TO BE DONE:
Every line of the material is to be quoted verbatim, minus the pictures.

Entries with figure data
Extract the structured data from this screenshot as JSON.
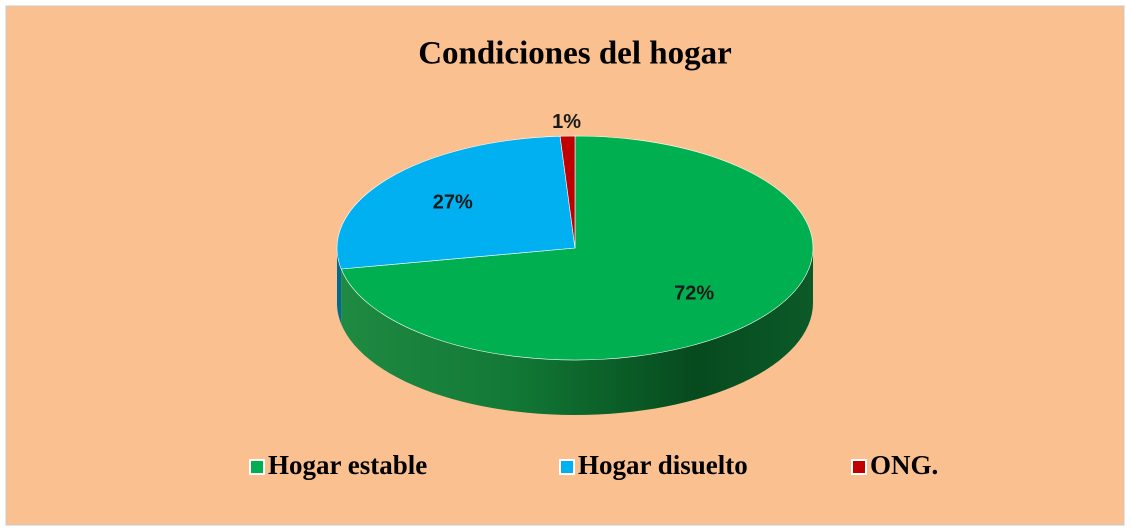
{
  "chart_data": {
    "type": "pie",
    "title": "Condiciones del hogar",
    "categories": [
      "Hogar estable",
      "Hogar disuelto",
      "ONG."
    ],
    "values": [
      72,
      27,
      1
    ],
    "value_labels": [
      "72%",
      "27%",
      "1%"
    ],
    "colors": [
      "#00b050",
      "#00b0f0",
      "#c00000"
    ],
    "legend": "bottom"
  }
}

FINAL RESULT:
Extract the structured data from this screenshot as JSON.
{
  "chart_data": {
    "type": "pie",
    "title": "Condiciones del hogar",
    "categories": [
      "Hogar estable",
      "Hogar disuelto",
      "ONG."
    ],
    "values": [
      72,
      27,
      1
    ],
    "value_labels": [
      "72%",
      "27%",
      "1%"
    ],
    "colors": [
      "#00b050",
      "#00b0f0",
      "#c00000"
    ],
    "legend": "bottom"
  }
}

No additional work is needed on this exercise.